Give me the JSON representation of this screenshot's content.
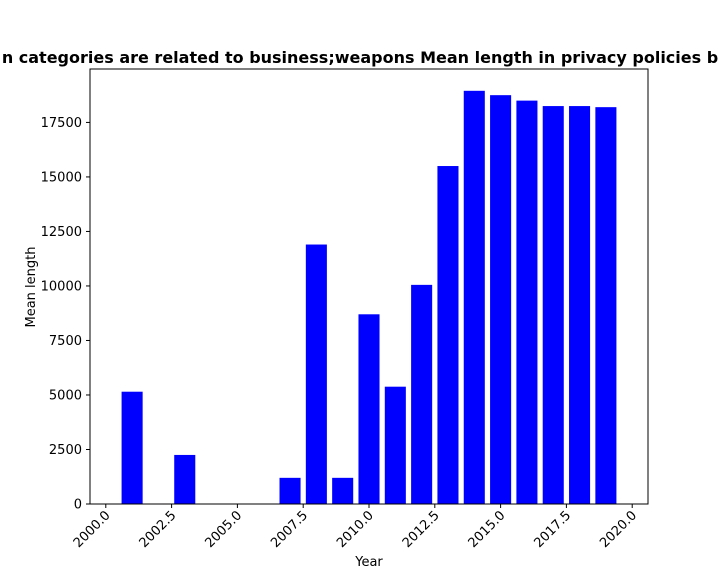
{
  "chart_data": {
    "type": "bar",
    "title": "n categories are related to business;weapons Mean length in privacy policies b",
    "xlabel": "Year",
    "ylabel": "Mean length",
    "x": [
      2001,
      2003,
      2007,
      2008,
      2009,
      2010,
      2011,
      2012,
      2013,
      2014,
      2015,
      2016,
      2017,
      2018,
      2019
    ],
    "values": [
      5150,
      2250,
      1200,
      11900,
      1200,
      8700,
      5380,
      10050,
      15500,
      18950,
      18750,
      18500,
      18250,
      18250,
      18200
    ],
    "xlim": [
      1999.4,
      2020.6
    ],
    "ylim": [
      0,
      19950
    ],
    "xticks": [
      "2000.0",
      "2002.5",
      "2005.0",
      "2007.5",
      "2010.0",
      "2012.5",
      "2015.0",
      "2017.5",
      "2020.0"
    ],
    "yticks": [
      "0",
      "2500",
      "5000",
      "7500",
      "10000",
      "12500",
      "15000",
      "17500"
    ],
    "bar_color": "#0000ff",
    "grid": false,
    "legend": "none"
  }
}
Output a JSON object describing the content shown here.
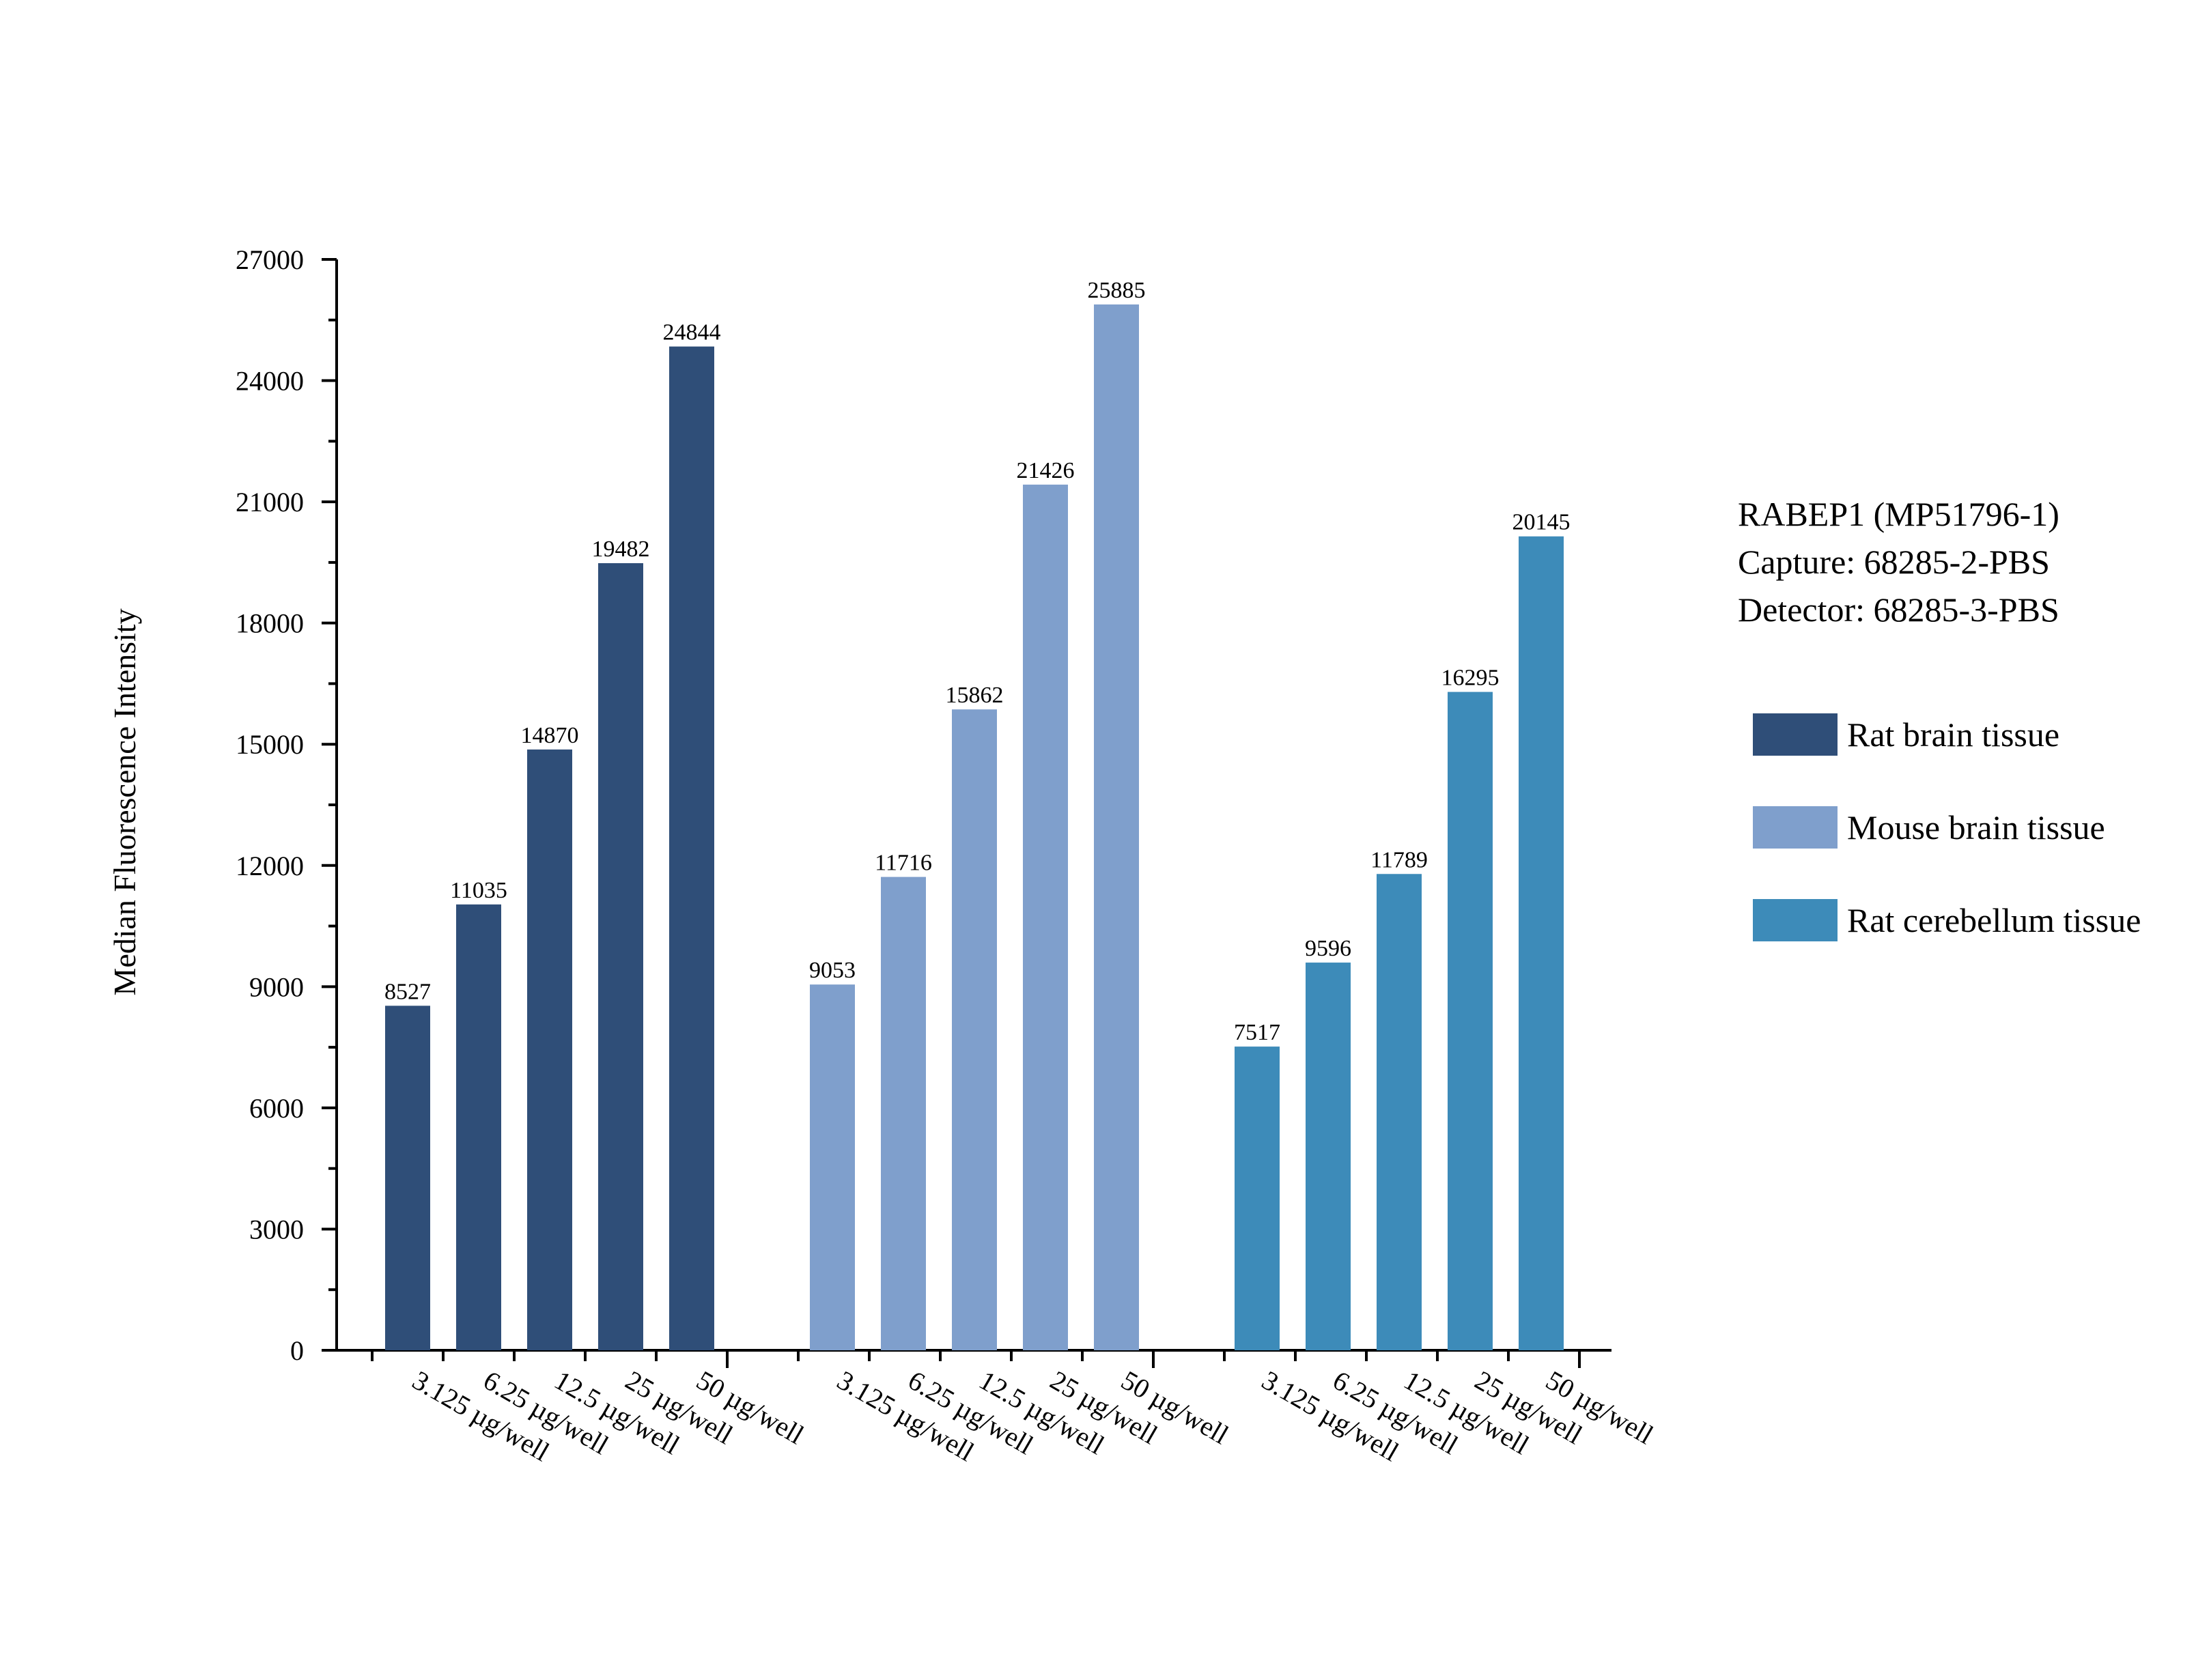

=-=-=

PROMPT: Every entry above is to be set down exactly; the pictures are to be left out.

RESULT OF THIS EXERCISE:
Give me the JSON representation of this screenshot's content.
{
  "chart_data": {
    "type": "bar",
    "title": "n categories are related to business;weapons Mean length in privacy policies b",
    "xlabel": "Year",
    "ylabel": "Mean length",
    "x": [
      2001,
      2003,
      2007,
      2008,
      2009,
      2010,
      2011,
      2012,
      2013,
      2014,
      2015,
      2016,
      2017,
      2018,
      2019
    ],
    "values": [
      5150,
      2250,
      1200,
      11900,
      1200,
      8700,
      5380,
      10050,
      15500,
      18950,
      18750,
      18500,
      18250,
      18250,
      18200
    ],
    "xlim": [
      1999.4,
      2020.6
    ],
    "ylim": [
      0,
      19950
    ],
    "xticks": [
      "2000.0",
      "2002.5",
      "2005.0",
      "2007.5",
      "2010.0",
      "2012.5",
      "2015.0",
      "2017.5",
      "2020.0"
    ],
    "yticks": [
      "0",
      "2500",
      "5000",
      "7500",
      "10000",
      "12500",
      "15000",
      "17500"
    ],
    "bar_color": "#0000ff",
    "grid": false,
    "legend": "none"
  }
}
Output a JSON object describing the content shown here.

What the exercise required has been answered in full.